Work to be completed: Each record below is to be copied word for word, with pictures removed.

Materials provided:
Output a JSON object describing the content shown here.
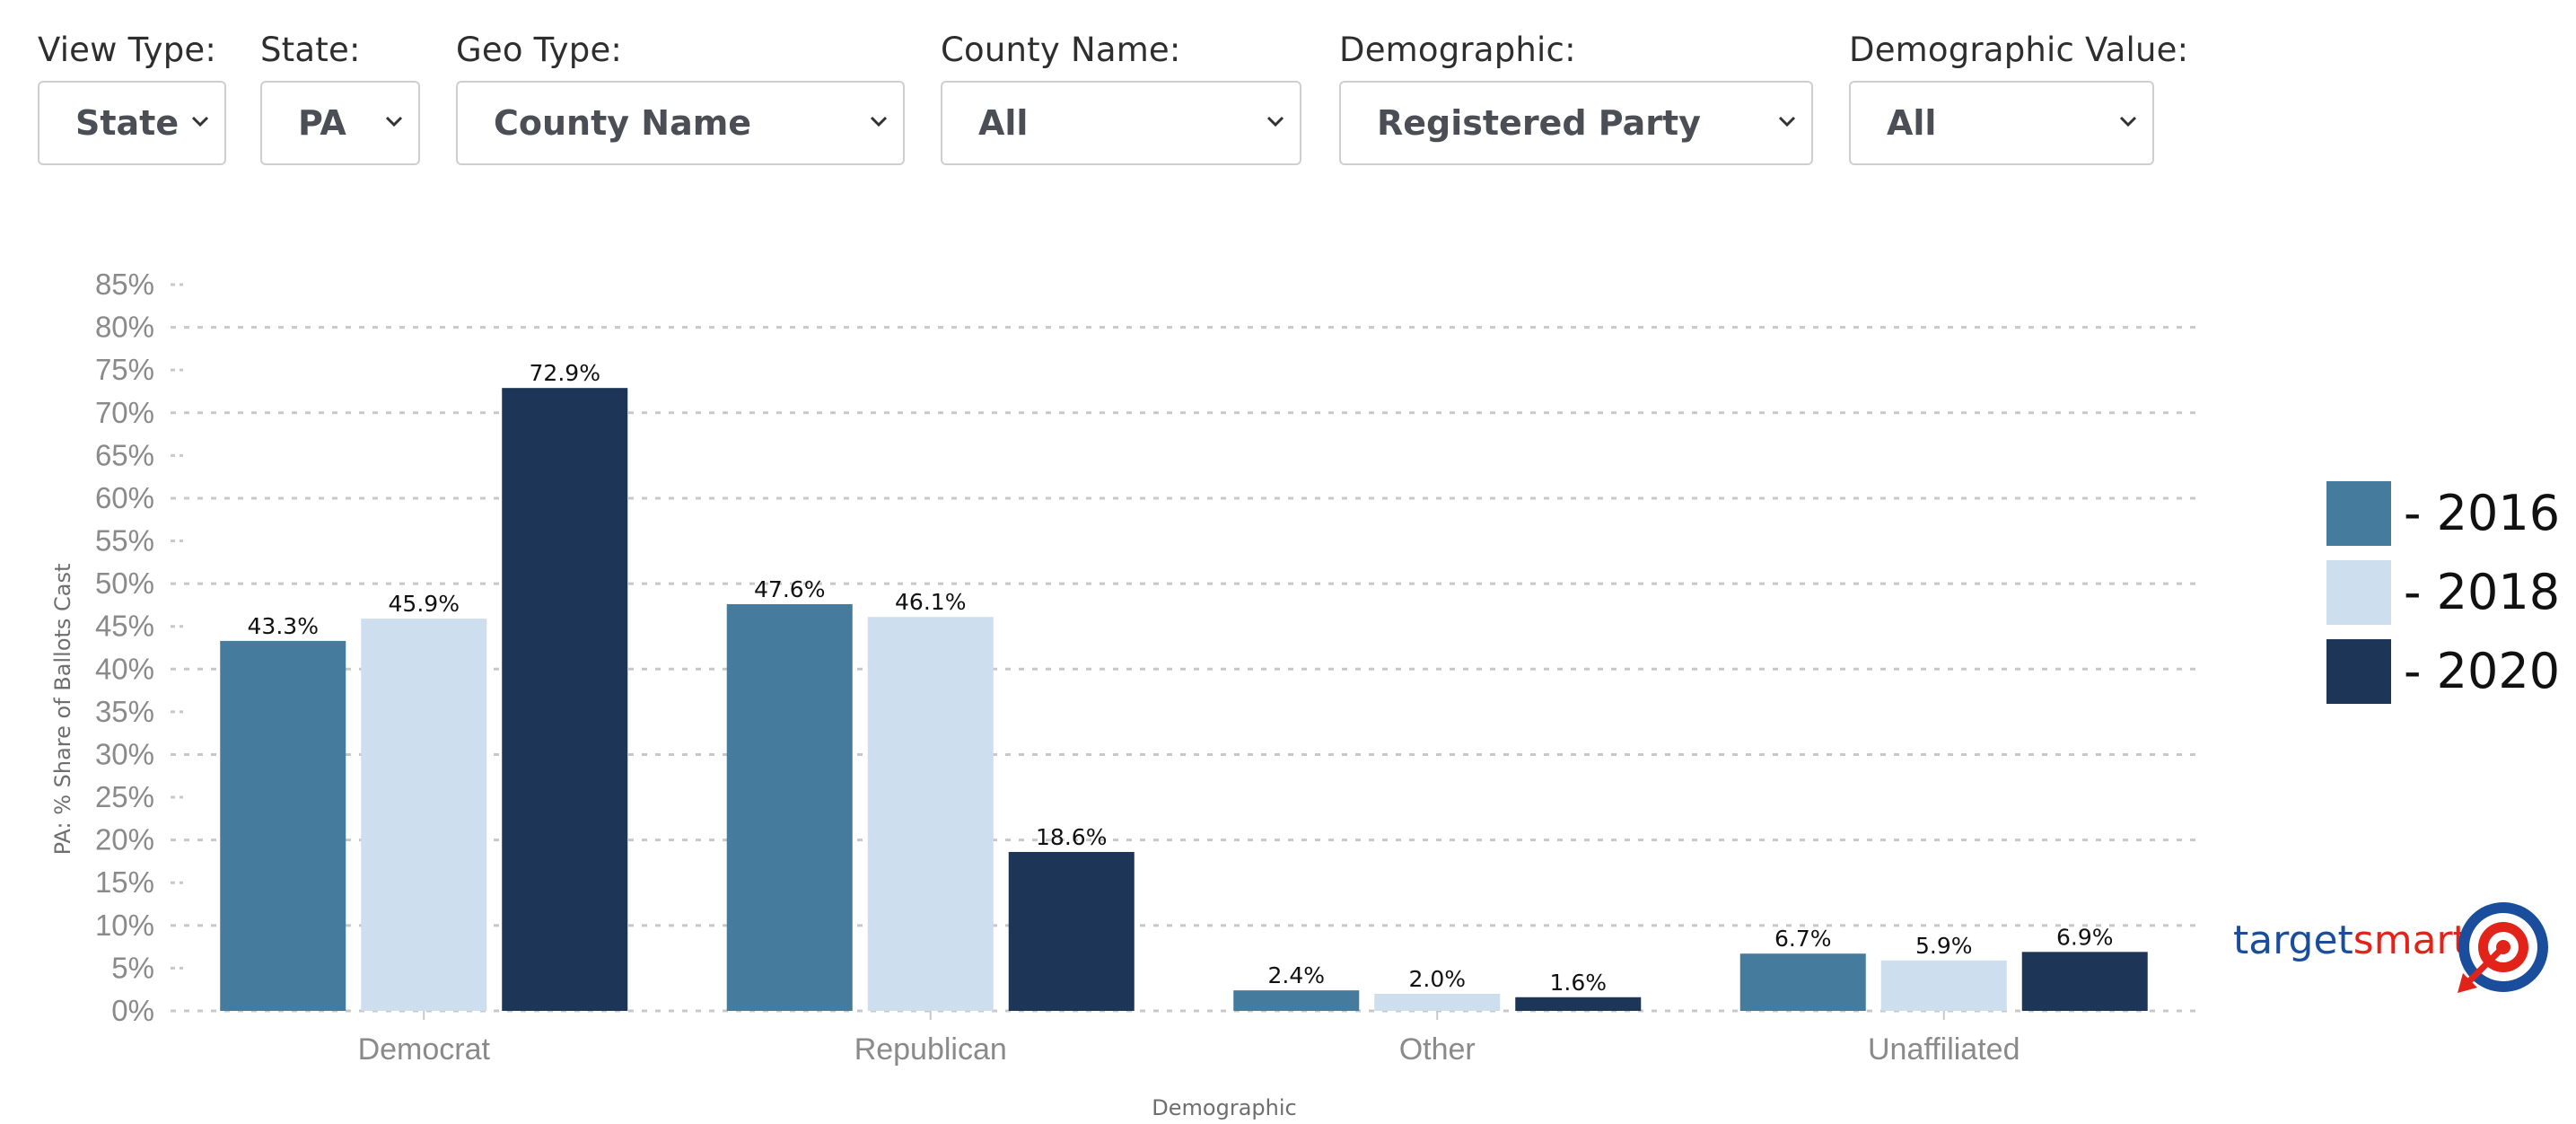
{
  "filters": [
    {
      "label": "View Type:",
      "value": "State"
    },
    {
      "label": "State:",
      "value": "PA"
    },
    {
      "label": "Geo Type:",
      "value": "County Name"
    },
    {
      "label": "County Name:",
      "value": "All"
    },
    {
      "label": "Demographic:",
      "value": "Registered Party"
    },
    {
      "label": "Demographic Value:",
      "value": "All"
    }
  ],
  "logo": {
    "text_part1": "target",
    "text_part2": "smart"
  },
  "chart_data": {
    "type": "bar",
    "title": "",
    "xlabel": "Demographic",
    "ylabel": "PA: % Share of Ballots Cast",
    "ylim": [
      0,
      85
    ],
    "ytick_step": 5,
    "ytick_format": "percent",
    "grid": "horizontal dotted",
    "legend_position": "right",
    "categories": [
      "Democrat",
      "Republican",
      "Other",
      "Unaffiliated"
    ],
    "series": [
      {
        "name": "- 2016",
        "color": "#457b9d",
        "values": [
          43.3,
          47.6,
          2.4,
          6.7
        ],
        "labels": [
          "43.3%",
          "47.6%",
          "2.4%",
          "6.7%"
        ]
      },
      {
        "name": "- 2018",
        "color": "#cddeee",
        "values": [
          45.9,
          46.1,
          2.0,
          5.9
        ],
        "labels": [
          "45.9%",
          "46.1%",
          "2.0%",
          "5.9%"
        ]
      },
      {
        "name": "- 2020",
        "color": "#1d3557",
        "values": [
          72.9,
          18.6,
          1.6,
          6.9
        ],
        "labels": [
          "72.9%",
          "18.6%",
          "1.6%",
          "6.9%"
        ]
      }
    ]
  }
}
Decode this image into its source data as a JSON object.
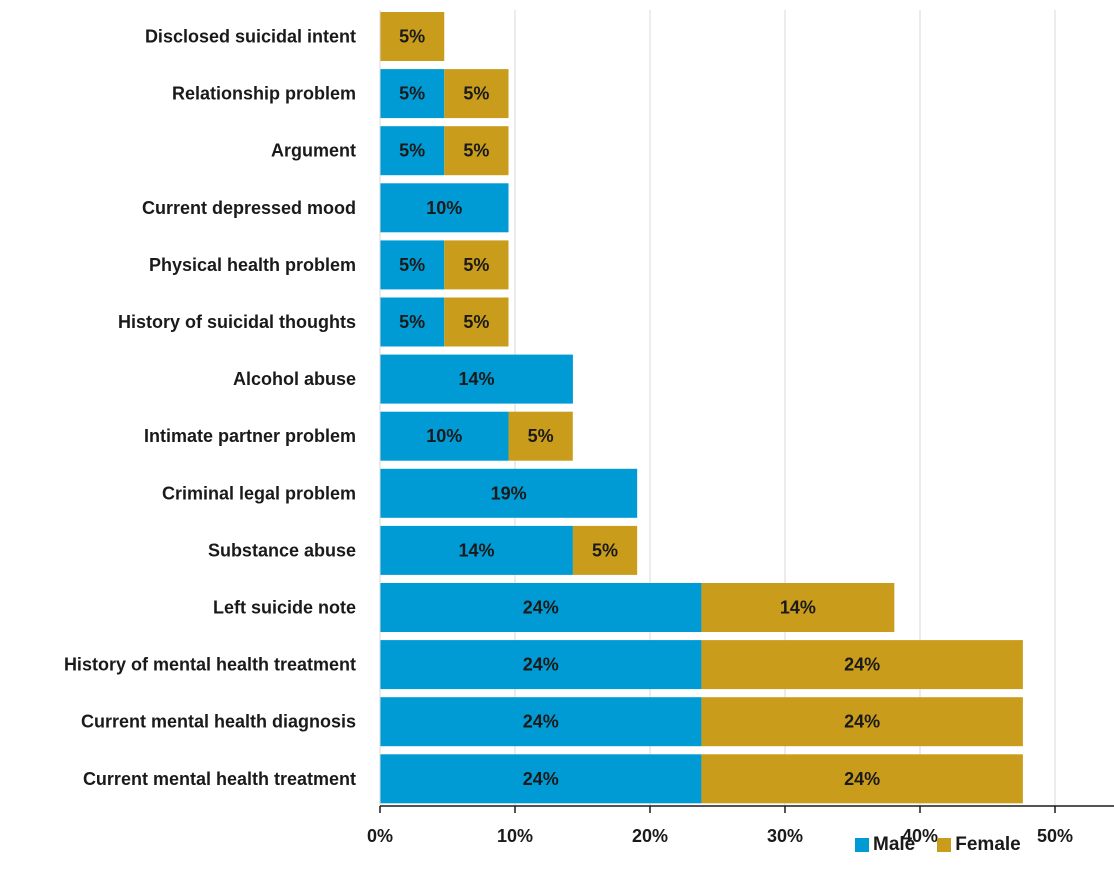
{
  "chart_data": {
    "type": "bar",
    "orientation": "horizontal",
    "stacked": true,
    "categories": [
      "Disclosed suicidal intent",
      "Relationship problem",
      "Argument",
      "Current depressed mood",
      "Physical health problem",
      "History of suicidal thoughts",
      "Alcohol abuse",
      "Intimate partner problem",
      "Criminal legal problem",
      "Substance abuse",
      "Left suicide note",
      "History of mental health treatment",
      "Current mental health diagnosis",
      "Current mental health treatment"
    ],
    "series": [
      {
        "name": "Male",
        "color": "#009ad4",
        "values": [
          0,
          4.76,
          4.76,
          9.52,
          4.76,
          4.76,
          14.29,
          9.52,
          19.05,
          14.29,
          23.81,
          23.81,
          23.81,
          23.81
        ],
        "labels": [
          "",
          "5%",
          "5%",
          "10%",
          "5%",
          "5%",
          "14%",
          "10%",
          "19%",
          "14%",
          "24%",
          "24%",
          "24%",
          "24%"
        ]
      },
      {
        "name": "Female",
        "color": "#c99c1b",
        "values": [
          4.76,
          4.76,
          4.76,
          0,
          4.76,
          4.76,
          0,
          4.76,
          0,
          4.76,
          14.29,
          23.81,
          23.81,
          23.81
        ],
        "labels": [
          "5%",
          "5%",
          "5%",
          "",
          "5%",
          "5%",
          "",
          "5%",
          "",
          "5%",
          "14%",
          "24%",
          "24%",
          "24%"
        ]
      }
    ],
    "xlim": [
      0,
      54
    ],
    "xticks": [
      0,
      10,
      20,
      30,
      40,
      50
    ],
    "xtick_labels": [
      "0%",
      "10%",
      "20%",
      "30%",
      "40%",
      "50%"
    ],
    "grid": true,
    "legend_position": "bottom-right"
  },
  "legend": {
    "male": "Male",
    "female": "Female"
  }
}
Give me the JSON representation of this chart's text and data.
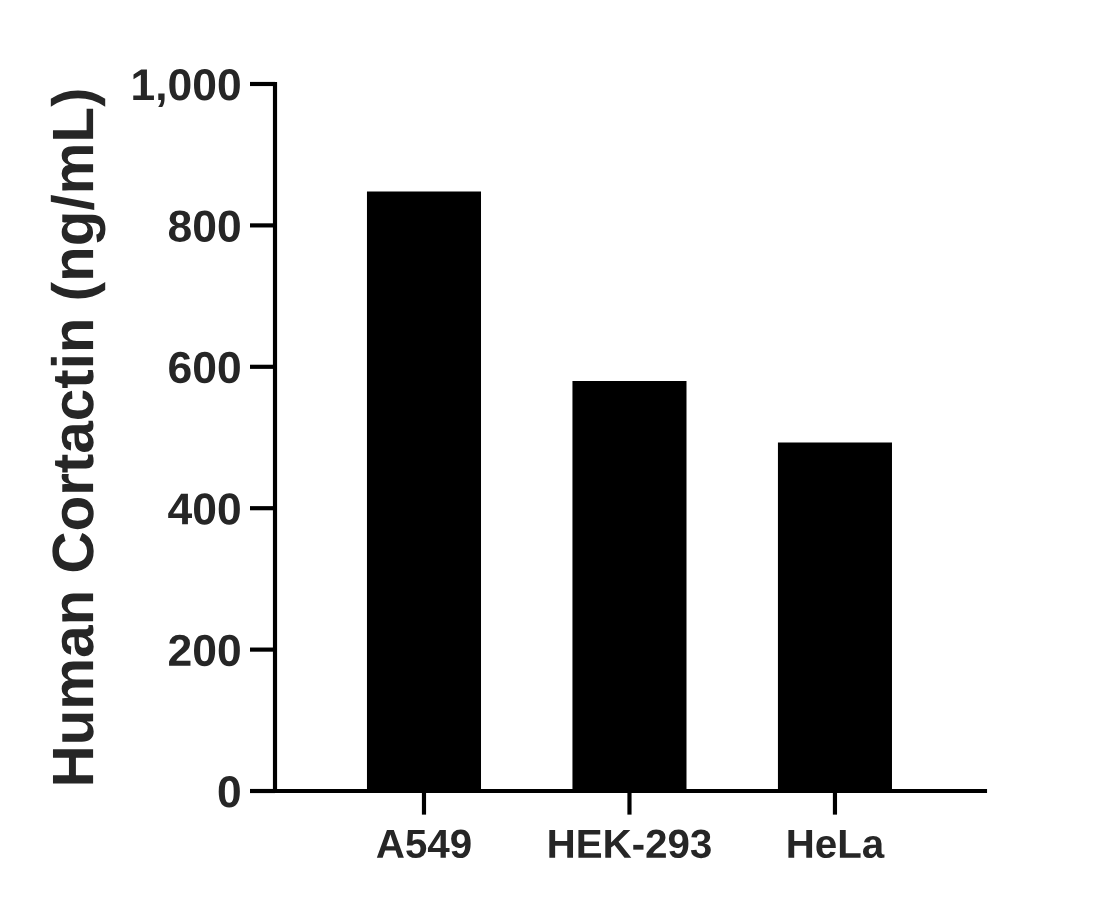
{
  "chart_data": {
    "type": "bar",
    "ylabel": "Human Cortactin (ng/mL)",
    "categories": [
      "A549",
      "HEK-293",
      "HeLa"
    ],
    "values": [
      848,
      580,
      493
    ],
    "color": "#000000",
    "ylim": [
      0,
      1000
    ],
    "yticks": [
      0,
      200,
      400,
      600,
      800,
      {
        "value": 1000,
        "label": "1,000"
      }
    ],
    "grid": false
  }
}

Response below:
Output a JSON object describing the content shown here.
{
  "filters": [
    {
      "label": "View Type:",
      "value": "State"
    },
    {
      "label": "State:",
      "value": "PA"
    },
    {
      "label": "Geo Type:",
      "value": "County Name"
    },
    {
      "label": "County Name:",
      "value": "All"
    },
    {
      "label": "Demographic:",
      "value": "Registered Party"
    },
    {
      "label": "Demographic Value:",
      "value": "All"
    }
  ],
  "logo": {
    "text_part1": "target",
    "text_part2": "smart"
  },
  "chart_data": {
    "type": "bar",
    "title": "",
    "xlabel": "Demographic",
    "ylabel": "PA: % Share of Ballots Cast",
    "ylim": [
      0,
      85
    ],
    "ytick_step": 5,
    "ytick_format": "percent",
    "grid": "horizontal dotted",
    "legend_position": "right",
    "categories": [
      "Democrat",
      "Republican",
      "Other",
      "Unaffiliated"
    ],
    "series": [
      {
        "name": "- 2016",
        "color": "#457b9d",
        "values": [
          43.3,
          47.6,
          2.4,
          6.7
        ],
        "labels": [
          "43.3%",
          "47.6%",
          "2.4%",
          "6.7%"
        ]
      },
      {
        "name": "- 2018",
        "color": "#cddeee",
        "values": [
          45.9,
          46.1,
          2.0,
          5.9
        ],
        "labels": [
          "45.9%",
          "46.1%",
          "2.0%",
          "5.9%"
        ]
      },
      {
        "name": "- 2020",
        "color": "#1d3557",
        "values": [
          72.9,
          18.6,
          1.6,
          6.9
        ],
        "labels": [
          "72.9%",
          "18.6%",
          "1.6%",
          "6.9%"
        ]
      }
    ]
  }
}
Decode this image into its source data as a JSON object.
{
  "chart_data": {
    "type": "bar",
    "orientation": "horizontal",
    "stacked": true,
    "categories": [
      "Disclosed suicidal intent",
      "Relationship problem",
      "Argument",
      "Current depressed mood",
      "Physical health problem",
      "History of suicidal thoughts",
      "Alcohol abuse",
      "Intimate partner problem",
      "Criminal legal problem",
      "Substance abuse",
      "Left suicide note",
      "History of mental health treatment",
      "Current mental health diagnosis",
      "Current mental health treatment"
    ],
    "series": [
      {
        "name": "Male",
        "color": "#009ad4",
        "values": [
          0,
          4.76,
          4.76,
          9.52,
          4.76,
          4.76,
          14.29,
          9.52,
          19.05,
          14.29,
          23.81,
          23.81,
          23.81,
          23.81
        ],
        "labels": [
          "",
          "5%",
          "5%",
          "10%",
          "5%",
          "5%",
          "14%",
          "10%",
          "19%",
          "14%",
          "24%",
          "24%",
          "24%",
          "24%"
        ]
      },
      {
        "name": "Female",
        "color": "#c99c1b",
        "values": [
          4.76,
          4.76,
          4.76,
          0,
          4.76,
          4.76,
          0,
          4.76,
          0,
          4.76,
          14.29,
          23.81,
          23.81,
          23.81
        ],
        "labels": [
          "5%",
          "5%",
          "5%",
          "",
          "5%",
          "5%",
          "",
          "5%",
          "",
          "5%",
          "14%",
          "24%",
          "24%",
          "24%"
        ]
      }
    ],
    "xlim": [
      0,
      54
    ],
    "xticks": [
      0,
      10,
      20,
      30,
      40,
      50
    ],
    "xtick_labels": [
      "0%",
      "10%",
      "20%",
      "30%",
      "40%",
      "50%"
    ],
    "grid": true,
    "legend_position": "bottom-right"
  },
  "legend": {
    "male": "Male",
    "female": "Female"
  }
}
Give me the JSON representation of this chart's text and data.
{
  "chart_data": {
    "type": "bar",
    "ylabel": "Human Cortactin (ng/mL)",
    "categories": [
      "A549",
      "HEK-293",
      "HeLa"
    ],
    "values": [
      848,
      580,
      493
    ],
    "color": "#000000",
    "ylim": [
      0,
      1000
    ],
    "yticks": [
      0,
      200,
      400,
      600,
      800,
      {
        "value": 1000,
        "label": "1,000"
      }
    ],
    "grid": false
  }
}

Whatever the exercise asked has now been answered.